[Document passage]

○ ○ ○ ○ ○ ○ ○

Chancellor told to make £729 payment in June for people on Universal Credit

Former Tory leader Sir Iain Duncan Smith has called for benefits to be immediately uprated in line with inflation to provide a “shield” against the sting of mounting living costs - with a one-off payment of £729 at the same time. He said rebates and discretionary funds represent “a step in the wrong direction for tackling poverty”, arguing it would be better to uplift Universal Credit (UC) as it “links benefits to work”.

The recommendation to bring benefits in line with inflation is set out in new report from the Centre for Social Justice (CSJ) – a think tank founded by Sir Iain in 2004 – calling for a “special fiscal event”, funded by above-forecast tax receipts, to ease the strain on cash-strapped households. UC payments rose by 3.1% in April, in line with the Consumer Prices Index (CPI) rate of inflation in the year to September 2021.

Meanwhile, CPI inflation rose to 9% in the year to April, Office for National Statistics (ONS) data signalled on Wednesday, up from an already high 7% in March. In its report, the CSJ says the Government should consider reviewing the rate of benefits quarterly, rather than annually, at least as long as the “current period of unusual inflationary pressure” lasts.

The think tank says the first increase should come at the end of June. It claims that bringing UC in line with inflation would see over four million households gain an average of £729 extra support to stave off the cost-of-living crisis over the coming year.

As part of its package of recommendations, the CSJ is also calling for an increase to UC work allowances, which would provide “an effective tax cut” for 1.66 million poorer, working households, worth £733 million, or on average £442 each.

These measures combined – uplifting payments in line with inflation and boosting work allowances – would cost around £3.8 billion, the think tank estimates. Sir Iain said: “The CSJ is calling for a special fiscal event to tackle this crisis, and to provide a shield against the worst of inflation for those most struggling.

○ ○ ○ ○ ○ ○ ○

[Work to be completed] Reproduce the passage of the Universal Credit article from "Meanwhile, CPI inflation" up to and including "the coming year.". Rely only on the article about Universal Credit and nothing outside it.

○ ○ ○ ○ ○ ○ ○

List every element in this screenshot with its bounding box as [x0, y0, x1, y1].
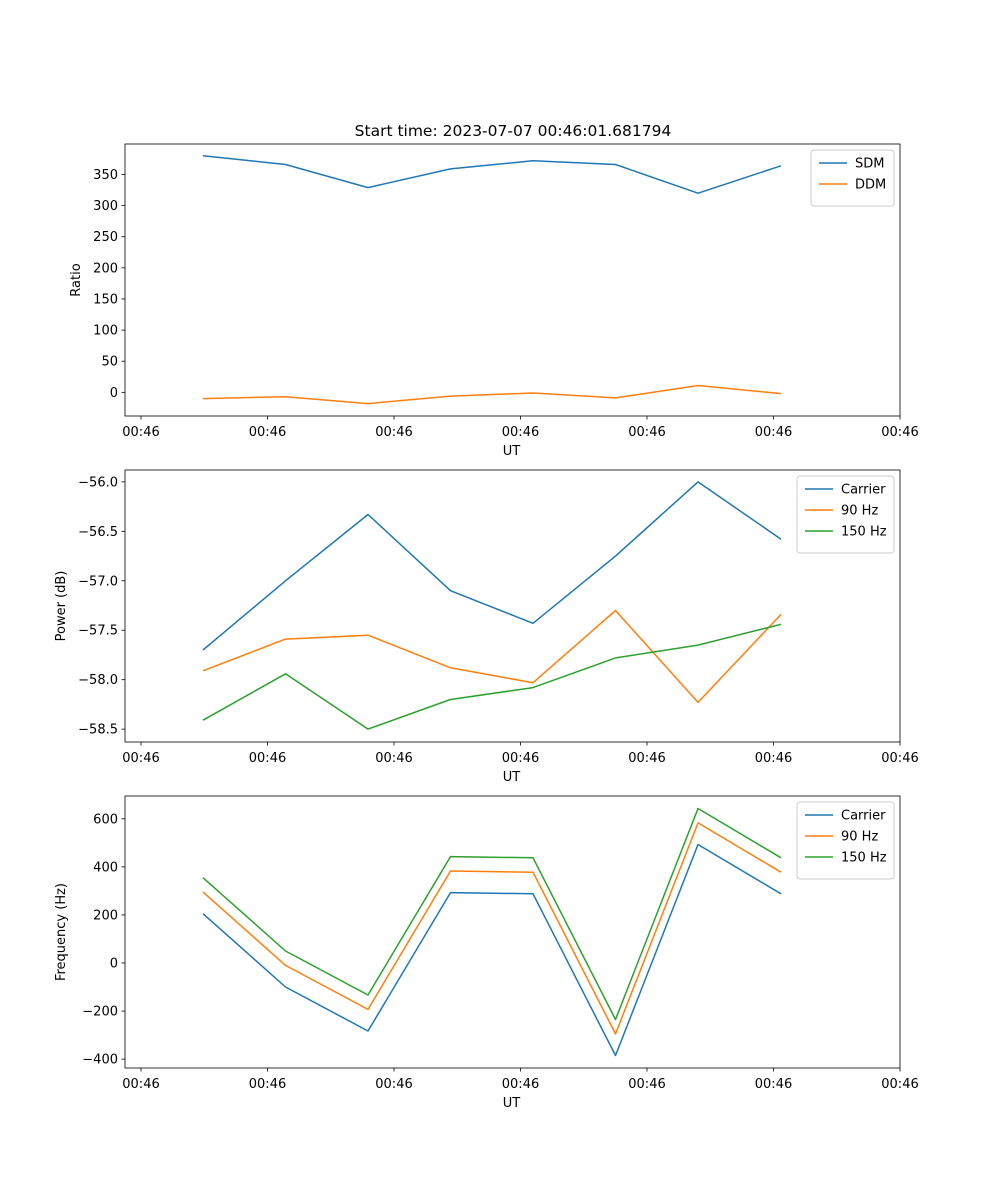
ratio-series-line-sdm — [202, 155, 782, 194]
power-x-tick-label: 00:46 — [881, 751, 918, 766]
ratio-y-tick-label: 0 — [110, 386, 118, 401]
frequency-x-tick-label: 00:46 — [375, 1077, 412, 1092]
ratio-x-tick-label: 00:46 — [249, 425, 286, 440]
power-axes-frame — [124, 469, 901, 743]
ratio-y-tick-label: 250 — [93, 230, 118, 245]
power-x-axis-label: UT — [503, 770, 521, 785]
chart-title: Start time: 2023-07-07 00:46:01.681794 — [355, 122, 672, 140]
ratio-y-tick-label: 150 — [93, 292, 118, 307]
ratio-y-tick-label: 300 — [93, 199, 118, 214]
frequency-legend-label-90-hz: 90 Hz — [841, 830, 878, 845]
frequency-x-tick-label: 00:46 — [755, 1077, 792, 1092]
power-y-tick-label: −57.0 — [78, 574, 118, 589]
frequency-x-tick-label: 00:46 — [502, 1077, 539, 1092]
ratio-legend-label-sdm: SDM — [855, 157, 884, 172]
ratio-y-tick-label: 350 — [93, 168, 118, 183]
ratio-x-tick-label: 00:46 — [628, 425, 665, 440]
frequency-axes-frame — [124, 795, 901, 1069]
frequency-y-tick-label: −200 — [82, 1005, 118, 1020]
frequency-y-tick-label: 200 — [93, 908, 118, 923]
power-x-tick-label: 00:46 — [755, 751, 792, 766]
ratio-legend: SDM DDM — [810, 149, 895, 207]
ratio-y-axis-label: Ratio — [69, 263, 84, 296]
ratio-axes-frame — [124, 143, 901, 417]
frequency-y-tick-label: 0 — [110, 956, 118, 971]
frequency-y-tick-label: −400 — [82, 1053, 118, 1068]
ratio-x-axis-label: UT — [503, 444, 521, 459]
ratio-legend-label-ddm: DDM — [855, 178, 886, 193]
frequency-x-tick-label: 00:46 — [881, 1077, 918, 1092]
power-x-tick-label: 00:46 — [502, 751, 539, 766]
power-legend-label-90-hz: 90 Hz — [841, 504, 878, 519]
power-legend-box — [796, 475, 895, 554]
ratio-x-tick-label: 00:46 — [502, 425, 539, 440]
power-x-tick-label: 00:46 — [375, 751, 412, 766]
ratio-legend-box — [810, 149, 895, 207]
ratio-series-line-ddm — [202, 384, 782, 405]
power-series-line-carrier — [202, 481, 782, 651]
frequency-x-tick-label: 00:46 — [122, 1077, 159, 1092]
power-series-line-150-hz — [202, 623, 782, 730]
frequency-x-tick-label: 00:46 — [249, 1077, 286, 1092]
power-x-tick-label: 00:46 — [249, 751, 286, 766]
ratio-x-tick-label: 00:46 — [122, 425, 159, 440]
frequency-legend-box — [796, 801, 895, 880]
frequency-legend: Carrier 90 Hz 150 Hz — [796, 801, 895, 880]
frequency-x-tick-label: 00:46 — [628, 1077, 665, 1092]
ratio-x-tick-label: 00:46 — [375, 425, 412, 440]
ratio-x-tick-label: 00:46 — [881, 425, 918, 440]
ratio-y-tick-label: 200 — [93, 261, 118, 276]
power-y-tick-label: −57.5 — [78, 624, 118, 639]
ratio-x-tick-label: 00:46 — [755, 425, 792, 440]
power-y-tick-label: −56.0 — [78, 475, 118, 490]
frequency-series-line-90-hz — [202, 822, 782, 1035]
frequency-y-tick-label: 400 — [93, 860, 118, 875]
power-x-tick-label: 00:46 — [628, 751, 665, 766]
power-legend: Carrier 90 Hz 150 Hz — [796, 475, 895, 554]
power-y-tick-label: −58.5 — [78, 723, 118, 738]
ratio-y-tick-label: 100 — [93, 324, 118, 339]
power-series-line-90-hz — [202, 609, 782, 704]
frequency-legend-label-150-hz: 150 Hz — [841, 851, 887, 866]
power-x-tick-label: 00:46 — [122, 751, 159, 766]
ratio-y-tick-label: 50 — [101, 355, 118, 370]
power-y-tick-label: −58.0 — [78, 673, 118, 688]
frequency-legend-label-carrier: Carrier — [841, 809, 886, 824]
ratio-panel: 0 50 100 150 200 250 300 350 00:46 00:46 00:46 00:4… — [69, 143, 919, 459]
frequency-y-tick-label: 600 — [93, 812, 118, 827]
frequency-x-axis-label: UT — [503, 1096, 521, 1111]
power-y-axis-label: Power (dB) — [54, 571, 69, 642]
frequency-series-line-carrier — [202, 843, 782, 1057]
frequency-panel: −400 −200 0 200 400 600 00:46 00:46 00:46 00:46 00… — [54, 795, 919, 1111]
power-panel: −58.5 −58.0 −57.5 −57.0 −56.5 −56.0 00:46 00:46… — [54, 469, 919, 785]
power-legend-label-150-hz: 150 Hz — [841, 525, 887, 540]
power-y-tick-label: −56.5 — [78, 525, 118, 540]
frequency-series-line-150-hz — [202, 807, 782, 1021]
frequency-y-axis-label: Frequency (Hz) — [54, 883, 69, 981]
power-legend-label-carrier: Carrier — [841, 483, 886, 498]
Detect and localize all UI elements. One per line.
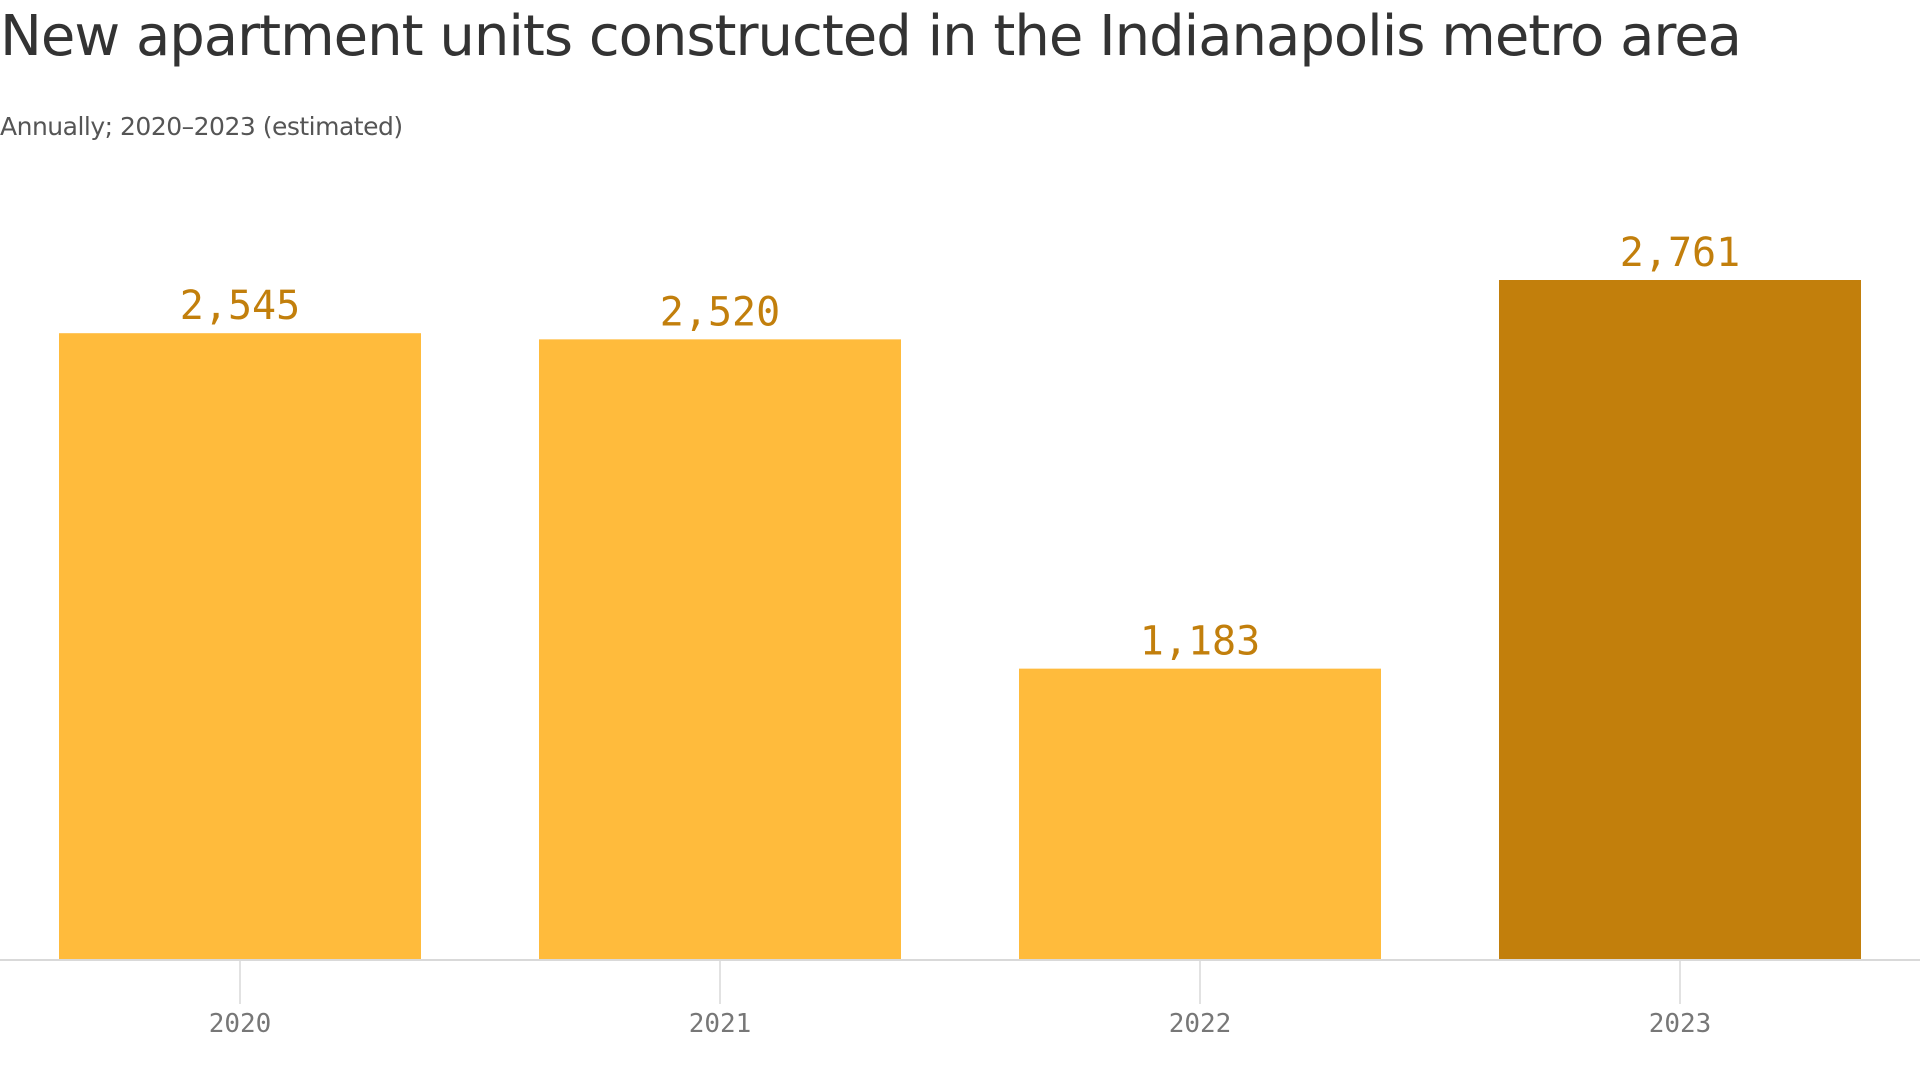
bar-2023 (1499, 280, 1861, 960)
value-label-2023: 2,761 (1620, 230, 1740, 276)
x-tick-label-2020: 2020 (209, 1009, 272, 1039)
chart-title: New apartment units constructed in the I… (0, 4, 1742, 69)
x-tick-label-2023: 2023 (1649, 1009, 1712, 1039)
chart-subtitle: Annually; 2020–2023 (estimated) (0, 112, 403, 141)
value-label-2021: 2,520 (660, 289, 780, 335)
x-tick-label-2022: 2022 (1169, 1009, 1232, 1039)
bar-2020 (59, 333, 421, 960)
value-label-2022: 1,183 (1140, 619, 1260, 665)
bar-2021 (539, 339, 901, 960)
bar-2022 (1019, 668, 1381, 960)
value-label-2020: 2,545 (180, 283, 300, 329)
x-tick-label-2021: 2021 (689, 1009, 752, 1039)
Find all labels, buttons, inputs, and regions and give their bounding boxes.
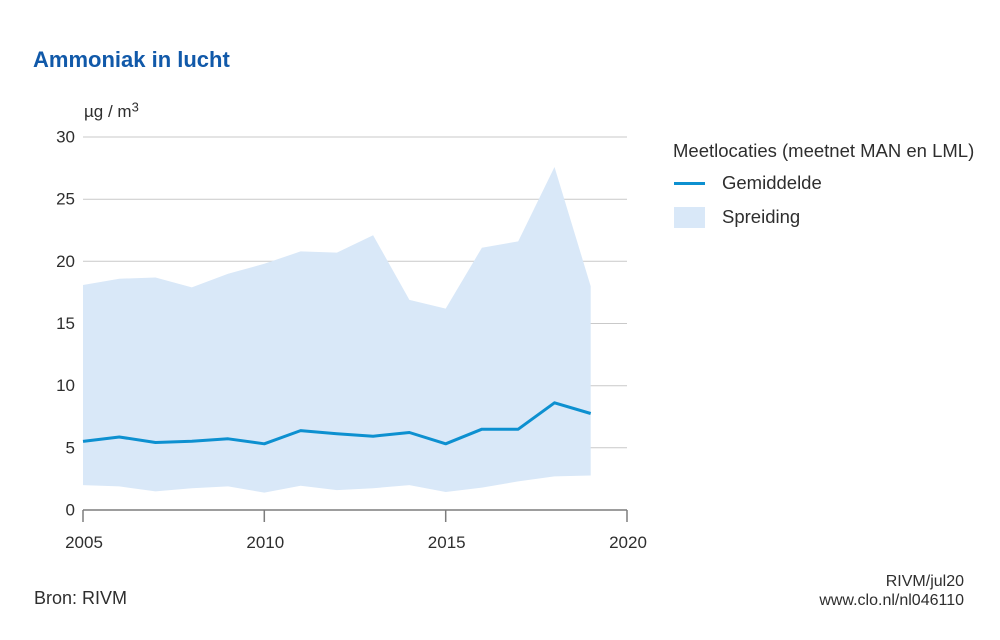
svg-text:25: 25 — [56, 190, 75, 209]
svg-text:www.clo.nl/nl046110: www.clo.nl/nl046110 — [818, 592, 964, 609]
svg-text:Ammoniak in lucht: Ammoniak in lucht — [33, 47, 230, 72]
svg-text:2005: 2005 — [65, 533, 103, 552]
svg-text:30: 30 — [56, 128, 75, 147]
svg-text:10: 10 — [56, 376, 75, 395]
svg-text:2015: 2015 — [428, 533, 466, 552]
svg-text:0: 0 — [66, 501, 75, 520]
svg-text:Gemiddelde: Gemiddelde — [722, 172, 822, 193]
svg-text:Meetlocaties (meetnet MAN en L: Meetlocaties (meetnet MAN en LML) — [673, 140, 974, 161]
svg-text:2020: 2020 — [609, 533, 647, 552]
svg-text:15: 15 — [56, 314, 75, 333]
svg-text:20: 20 — [56, 252, 75, 271]
svg-text:Bron: RIVM: Bron: RIVM — [34, 588, 127, 608]
svg-text:Spreiding: Spreiding — [722, 206, 800, 227]
svg-text:µg / m3: µg / m3 — [84, 100, 139, 122]
svg-text:RIVM/jul20: RIVM/jul20 — [886, 573, 964, 590]
svg-text:2010: 2010 — [246, 533, 284, 552]
svg-text:5: 5 — [66, 438, 75, 457]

○ ○ ○ ○ ○ ○ ○

[Output of the task]
Meanwhile, CPI inflation rose to 9% in the year to April, Office for National Statistics (ONS) data signalled on Wednesday, up from an already high 7% in March. In its report, the CSJ says the Government should consider reviewing the rate of benefits quarterly, rather than annually, at least as long as the “current period of unusual inflationary pressure” lasts.

The think tank says the first increase should come at the end of June. It claims that bringing UC in line with inflation would see over four million households gain an average of £729 extra support to stave off the cost-of-living crisis over the coming year.